## Task details
Quote the line containing "Read this page and output its text content." and all lines that follow it in the listing below, exactly as written.

## Source material
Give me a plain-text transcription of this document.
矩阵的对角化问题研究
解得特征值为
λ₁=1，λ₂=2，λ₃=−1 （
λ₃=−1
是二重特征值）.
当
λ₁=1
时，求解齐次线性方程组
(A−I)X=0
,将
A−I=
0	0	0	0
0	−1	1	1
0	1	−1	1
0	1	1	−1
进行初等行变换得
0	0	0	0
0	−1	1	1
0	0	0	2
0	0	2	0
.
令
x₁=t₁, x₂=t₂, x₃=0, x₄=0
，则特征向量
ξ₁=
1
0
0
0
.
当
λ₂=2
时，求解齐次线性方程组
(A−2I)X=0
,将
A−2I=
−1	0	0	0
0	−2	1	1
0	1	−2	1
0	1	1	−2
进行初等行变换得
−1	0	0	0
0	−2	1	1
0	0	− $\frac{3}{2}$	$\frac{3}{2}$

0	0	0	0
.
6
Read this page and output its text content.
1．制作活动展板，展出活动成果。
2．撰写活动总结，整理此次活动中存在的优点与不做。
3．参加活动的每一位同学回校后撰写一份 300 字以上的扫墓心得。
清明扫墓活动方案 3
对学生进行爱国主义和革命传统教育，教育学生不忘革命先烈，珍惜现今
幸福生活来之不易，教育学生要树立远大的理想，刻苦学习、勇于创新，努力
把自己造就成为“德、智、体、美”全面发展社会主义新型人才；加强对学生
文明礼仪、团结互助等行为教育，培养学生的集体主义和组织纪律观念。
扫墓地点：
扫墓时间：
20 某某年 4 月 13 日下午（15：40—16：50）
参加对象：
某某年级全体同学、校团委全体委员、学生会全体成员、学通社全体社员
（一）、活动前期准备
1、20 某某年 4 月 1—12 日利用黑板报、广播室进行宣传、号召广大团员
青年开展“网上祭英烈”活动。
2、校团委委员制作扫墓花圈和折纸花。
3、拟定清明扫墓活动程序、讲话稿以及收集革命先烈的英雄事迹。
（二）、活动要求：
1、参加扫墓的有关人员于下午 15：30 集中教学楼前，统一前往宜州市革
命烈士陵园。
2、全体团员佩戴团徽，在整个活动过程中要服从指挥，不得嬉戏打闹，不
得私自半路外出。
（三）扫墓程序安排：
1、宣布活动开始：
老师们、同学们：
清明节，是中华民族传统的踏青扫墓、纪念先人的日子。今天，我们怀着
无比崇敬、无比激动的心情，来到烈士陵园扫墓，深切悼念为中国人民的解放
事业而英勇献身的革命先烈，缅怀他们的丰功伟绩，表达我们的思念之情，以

## Answer to this exercise
Read this page and output its text content.
1．制作活动展板，展出活动成果。
2．撰写活动总结，整理此次活动中存在的优点与不做。
3．参加活动的每一位同学回校后撰写一份 300 字以上的扫墓心得。
清明扫墓活动方案 3
对学生进行爱国主义和革命传统教育，教育学生不忘革命先烈，珍惜现今
幸福生活来之不易，教育学生要树立远大的理想，刻苦学习、勇于创新，努力
把自己造就成为“德、智、体、美”全面发展社会主义新型人才；加强对学生
文明礼仪、团结互助等行为教育，培养学生的集体主义和组织纪律观念。
扫墓地点：
扫墓时间：
20 某某年 4 月 13 日下午（15：40—16：50）
参加对象：
某某年级全体同学、校团委全体委员、学生会全体成员、学通社全体社员
（一）、活动前期准备
1、20 某某年 4 月 1—12 日利用黑板报、广播室进行宣传、号召广大团员
青年开展“网上祭英烈”活动。
2、校团委委员制作扫墓花圈和折纸花。
3、拟定清明扫墓活动程序、讲话稿以及收集革命先烈的英雄事迹。
（二）、活动要求：
1、参加扫墓的有关人员于下午 15：30 集中教学楼前，统一前往宜州市革
命烈士陵园。
2、全体团员佩戴团徽，在整个活动过程中要服从指挥，不得嬉戏打闹，不
得私自半路外出。
（三）扫墓程序安排：
1、宣布活动开始：
老师们、同学们：
清明节，是中华民族传统的踏青扫墓、纪念先人的日子。今天，我们怀着
无比崇敬、无比激动的心情，来到烈士陵园扫墓，深切悼念为中国人民的解放
事业而英勇献身的革命先烈，缅怀他们的丰功伟绩，表达我们的思念之情，以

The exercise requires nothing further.